* Required work
Write out the listing exactly as it is given.

* Material shown
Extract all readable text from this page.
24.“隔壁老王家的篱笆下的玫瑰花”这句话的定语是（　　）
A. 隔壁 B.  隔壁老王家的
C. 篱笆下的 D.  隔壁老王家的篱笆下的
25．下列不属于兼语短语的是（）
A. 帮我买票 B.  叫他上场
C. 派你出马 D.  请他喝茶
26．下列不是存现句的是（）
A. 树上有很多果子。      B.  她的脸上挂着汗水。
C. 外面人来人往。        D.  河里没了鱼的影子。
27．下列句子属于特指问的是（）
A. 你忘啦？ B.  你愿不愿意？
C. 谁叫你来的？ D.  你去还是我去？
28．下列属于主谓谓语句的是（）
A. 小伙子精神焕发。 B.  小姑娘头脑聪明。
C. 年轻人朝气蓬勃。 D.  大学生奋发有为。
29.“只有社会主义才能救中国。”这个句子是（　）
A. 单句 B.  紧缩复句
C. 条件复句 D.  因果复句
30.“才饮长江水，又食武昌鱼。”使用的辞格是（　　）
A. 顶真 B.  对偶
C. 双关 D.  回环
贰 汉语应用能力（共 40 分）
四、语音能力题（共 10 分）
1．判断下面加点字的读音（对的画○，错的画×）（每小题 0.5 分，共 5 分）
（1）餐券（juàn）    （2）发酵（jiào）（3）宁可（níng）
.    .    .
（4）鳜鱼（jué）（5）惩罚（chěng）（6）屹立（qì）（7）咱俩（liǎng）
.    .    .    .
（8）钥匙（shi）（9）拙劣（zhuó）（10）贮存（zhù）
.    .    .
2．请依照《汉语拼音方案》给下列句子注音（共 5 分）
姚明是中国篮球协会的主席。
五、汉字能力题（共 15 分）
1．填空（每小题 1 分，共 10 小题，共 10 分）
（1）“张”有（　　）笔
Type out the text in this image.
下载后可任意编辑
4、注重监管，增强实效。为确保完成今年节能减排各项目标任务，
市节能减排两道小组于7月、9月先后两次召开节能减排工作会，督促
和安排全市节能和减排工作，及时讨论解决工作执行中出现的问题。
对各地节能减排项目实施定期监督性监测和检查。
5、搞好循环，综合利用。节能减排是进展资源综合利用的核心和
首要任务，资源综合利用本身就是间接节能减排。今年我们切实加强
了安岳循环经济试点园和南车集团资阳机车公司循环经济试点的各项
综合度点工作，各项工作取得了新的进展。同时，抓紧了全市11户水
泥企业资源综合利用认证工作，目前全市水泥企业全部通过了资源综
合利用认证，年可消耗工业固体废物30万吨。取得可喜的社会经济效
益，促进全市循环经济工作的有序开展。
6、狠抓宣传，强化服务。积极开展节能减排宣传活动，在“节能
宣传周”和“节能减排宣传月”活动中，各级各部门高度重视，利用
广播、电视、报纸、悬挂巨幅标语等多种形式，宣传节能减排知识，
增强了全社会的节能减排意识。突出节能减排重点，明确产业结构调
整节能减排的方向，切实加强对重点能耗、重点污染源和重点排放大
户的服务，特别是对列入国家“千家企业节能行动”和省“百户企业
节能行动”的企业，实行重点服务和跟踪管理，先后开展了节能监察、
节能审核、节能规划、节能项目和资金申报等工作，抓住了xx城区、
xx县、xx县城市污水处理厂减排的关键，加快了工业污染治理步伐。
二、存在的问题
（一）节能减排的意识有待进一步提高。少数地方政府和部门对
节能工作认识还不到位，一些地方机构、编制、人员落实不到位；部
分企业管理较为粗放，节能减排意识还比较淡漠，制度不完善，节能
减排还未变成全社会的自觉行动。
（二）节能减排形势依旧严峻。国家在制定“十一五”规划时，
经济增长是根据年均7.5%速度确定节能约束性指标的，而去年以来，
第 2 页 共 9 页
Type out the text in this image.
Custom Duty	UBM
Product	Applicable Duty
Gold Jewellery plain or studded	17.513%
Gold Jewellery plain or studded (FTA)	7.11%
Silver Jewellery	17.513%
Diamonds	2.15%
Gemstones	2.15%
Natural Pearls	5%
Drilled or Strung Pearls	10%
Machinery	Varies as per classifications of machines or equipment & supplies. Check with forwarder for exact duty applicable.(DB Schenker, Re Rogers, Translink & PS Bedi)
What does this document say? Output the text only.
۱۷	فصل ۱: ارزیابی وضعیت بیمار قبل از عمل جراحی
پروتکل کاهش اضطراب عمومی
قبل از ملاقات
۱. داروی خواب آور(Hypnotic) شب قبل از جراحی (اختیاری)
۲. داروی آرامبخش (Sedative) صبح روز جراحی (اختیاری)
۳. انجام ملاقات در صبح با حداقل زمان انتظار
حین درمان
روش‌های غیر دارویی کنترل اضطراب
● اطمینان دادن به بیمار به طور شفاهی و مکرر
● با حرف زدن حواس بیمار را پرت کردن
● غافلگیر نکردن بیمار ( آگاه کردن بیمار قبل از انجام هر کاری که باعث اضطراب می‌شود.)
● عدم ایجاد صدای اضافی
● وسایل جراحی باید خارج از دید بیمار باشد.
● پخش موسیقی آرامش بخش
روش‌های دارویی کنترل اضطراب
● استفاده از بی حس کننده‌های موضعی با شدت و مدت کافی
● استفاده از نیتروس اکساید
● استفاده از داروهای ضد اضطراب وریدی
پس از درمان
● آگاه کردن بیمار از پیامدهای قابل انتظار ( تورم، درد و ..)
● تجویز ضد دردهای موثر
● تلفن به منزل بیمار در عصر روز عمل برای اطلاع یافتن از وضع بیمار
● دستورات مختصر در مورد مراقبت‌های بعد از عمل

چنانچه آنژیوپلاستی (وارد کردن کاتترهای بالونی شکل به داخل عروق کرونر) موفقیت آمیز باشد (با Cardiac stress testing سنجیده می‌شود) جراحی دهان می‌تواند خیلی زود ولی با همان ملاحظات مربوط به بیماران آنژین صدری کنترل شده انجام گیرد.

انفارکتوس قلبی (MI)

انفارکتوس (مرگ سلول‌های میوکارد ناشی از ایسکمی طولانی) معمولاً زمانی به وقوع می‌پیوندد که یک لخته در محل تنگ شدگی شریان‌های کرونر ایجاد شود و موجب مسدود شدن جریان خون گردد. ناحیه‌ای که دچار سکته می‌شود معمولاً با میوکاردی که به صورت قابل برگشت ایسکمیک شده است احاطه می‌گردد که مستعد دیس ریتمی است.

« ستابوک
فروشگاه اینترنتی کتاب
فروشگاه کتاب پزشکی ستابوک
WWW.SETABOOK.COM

* Reply to the task
Extract all readable text from this page.
24.“隔壁老王家的篱笆下的玫瑰花”这句话的定语是（　　）
A. 隔壁 B.  隔壁老王家的
C. 篱笆下的 D.  隔壁老王家的篱笆下的
25．下列不属于兼语短语的是（）
A. 帮我买票 B.  叫他上场
C. 派你出马 D.  请他喝茶
26．下列不是存现句的是（）
A. 树上有很多果子。      B.  她的脸上挂着汗水。
C. 外面人来人往。        D.  河里没了鱼的影子。
27．下列句子属于特指问的是（）
A. 你忘啦？ B.  你愿不愿意？
C. 谁叫你来的？ D.  你去还是我去？
28．下列属于主谓谓语句的是（）
A. 小伙子精神焕发。 B.  小姑娘头脑聪明。
C. 年轻人朝气蓬勃。 D.  大学生奋发有为。
29.“只有社会主义才能救中国。”这个句子是（　）
A. 单句 B.  紧缩复句
C. 条件复句 D.  因果复句
30.“才饮长江水，又食武昌鱼。”使用的辞格是（　　）
A. 顶真 B.  对偶
C. 双关 D.  回环
贰 汉语应用能力（共 40 分）
四、语音能力题（共 10 分）
1．判断下面加点字的读音（对的画○，错的画×）（每小题 0.5 分，共 5 分）
（1）餐券（juàn）    （2）发酵（jiào）（3）宁可（níng）
.    .    .
（4）鳜鱼（jué）（5）惩罚（chěng）（6）屹立（qì）（7）咱俩（liǎng）
.    .    .    .
（8）钥匙（shi）（9）拙劣（zhuó）（10）贮存（zhù）
.    .    .
2．请依照《汉语拼音方案》给下列句子注音（共 5 分）
姚明是中国篮球协会的主席。
五、汉字能力题（共 15 分）
1．填空（每小题 1 分，共 10 小题，共 10 分）
（1）“张”有（　　）笔
Type out the text in this image.
下载后可任意编辑
4、注重监管，增强实效。为确保完成今年节能减排各项目标任务，
市节能减排两道小组于7月、9月先后两次召开节能减排工作会，督促
和安排全市节能和减排工作，及时讨论解决工作执行中出现的问题。
对各地节能减排项目实施定期监督性监测和检查。
5、搞好循环，综合利用。节能减排是进展资源综合利用的核心和
首要任务，资源综合利用本身就是间接节能减排。今年我们切实加强
了安岳循环经济试点园和南车集团资阳机车公司循环经济试点的各项
综合度点工作，各项工作取得了新的进展。同时，抓紧了全市11户水
泥企业资源综合利用认证工作，目前全市水泥企业全部通过了资源综
合利用认证，年可消耗工业固体废物30万吨。取得可喜的社会经济效
益，促进全市循环经济工作的有序开展。
6、狠抓宣传，强化服务。积极开展节能减排宣传活动，在“节能
宣传周”和“节能减排宣传月”活动中，各级各部门高度重视，利用
广播、电视、报纸、悬挂巨幅标语等多种形式，宣传节能减排知识，
增强了全社会的节能减排意识。突出节能减排重点，明确产业结构调
整节能减排的方向，切实加强对重点能耗、重点污染源和重点排放大
户的服务，特别是对列入国家“千家企业节能行动”和省“百户企业
节能行动”的企业，实行重点服务和跟踪管理，先后开展了节能监察、
节能审核、节能规划、节能项目和资金申报等工作，抓住了xx城区、
xx县、xx县城市污水处理厂减排的关键，加快了工业污染治理步伐。
二、存在的问题
（一）节能减排的意识有待进一步提高。少数地方政府和部门对
节能工作认识还不到位，一些地方机构、编制、人员落实不到位；部
分企业管理较为粗放，节能减排意识还比较淡漠，制度不完善，节能
减排还未变成全社会的自觉行动。
（二）节能减排形势依旧严峻。国家在制定“十一五”规划时，
经济增长是根据年均7.5%速度确定节能约束性指标的，而去年以来，
第 2 页 共 9 页
Type out the text in this image.
Custom Duty	UBM
Product	Applicable Duty
Gold Jewellery plain or studded	17.513%
Gold Jewellery plain or studded (FTA)	7.11%
Silver Jewellery	17.513%
Diamonds	2.15%
Gemstones	2.15%
Natural Pearls	5%
Drilled or Strung Pearls	10%
Machinery	Varies as per classifications of machines or equipment & supplies. Check with forwarder for exact duty applicable.(DB Schenker, Re Rogers, Translink & PS Bedi)
What does this document say? Output the text only.
۱۷	فصل ۱: ارزیابی وضعیت بیمار قبل از عمل جراحی
پروتکل کاهش اضطراب عمومی
قبل از ملاقات
۱. داروی خواب آور(Hypnotic) شب قبل از جراحی (اختیاری)
۲. داروی آرامبخش (Sedative) صبح روز جراحی (اختیاری)
۳. انجام ملاقات در صبح با حداقل زمان انتظار
حین درمان
روش‌های غیر دارویی کنترل اضطراب
● اطمینان دادن به بیمار به طور شفاهی و مکرر
● با حرف زدن حواس بیمار را پرت کردن
● غافلگیر نکردن بیمار ( آگاه کردن بیمار قبل از انجام هر کاری که باعث اضطراب می‌شود.)
● عدم ایجاد صدای اضافی
● وسایل جراحی باید خارج از دید بیمار باشد.
● پخش موسیقی آرامش بخش
روش‌های دارویی کنترل اضطراب
● استفاده از بی حس کننده‌های موضعی با شدت و مدت کافی
● استفاده از نیتروس اکساید
● استفاده از داروهای ضد اضطراب وریدی
پس از درمان
● آگاه کردن بیمار از پیامدهای قابل انتظار ( تورم، درد و ..)
● تجویز ضد دردهای موثر
● تلفن به منزل بیمار در عصر روز عمل برای اطلاع یافتن از وضع بیمار
● دستورات مختصر در مورد مراقبت‌های بعد از عمل

چنانچه آنژیوپلاستی (وارد کردن کاتترهای بالونی شکل به داخل عروق کرونر) موفقیت آمیز باشد (با Cardiac stress testing سنجیده می‌شود) جراحی دهان می‌تواند خیلی زود ولی با همان ملاحظات مربوط به بیماران آنژین صدری کنترل شده انجام گیرد.

انفارکتوس قلبی (MI)

انفارکتوس (مرگ سلول‌های میوکارد ناشی از ایسکمی طولانی) معمولاً زمانی به وقوع می‌پیوندد که یک لخته در محل تنگ شدگی شریان‌های کرونر ایجاد شود و موجب مسدود شدن جریان خون گردد. ناحیه‌ای که دچار سکته می‌شود معمولاً با میوکاردی که به صورت قابل برگشت ایسکمیک شده است احاطه می‌گردد که مستعد دیس ریتمی است.

« ستابوک
فروشگاه اینترنتی کتاب
فروشگاه کتاب پزشکی ستابوک
WWW.SETABOOK.COM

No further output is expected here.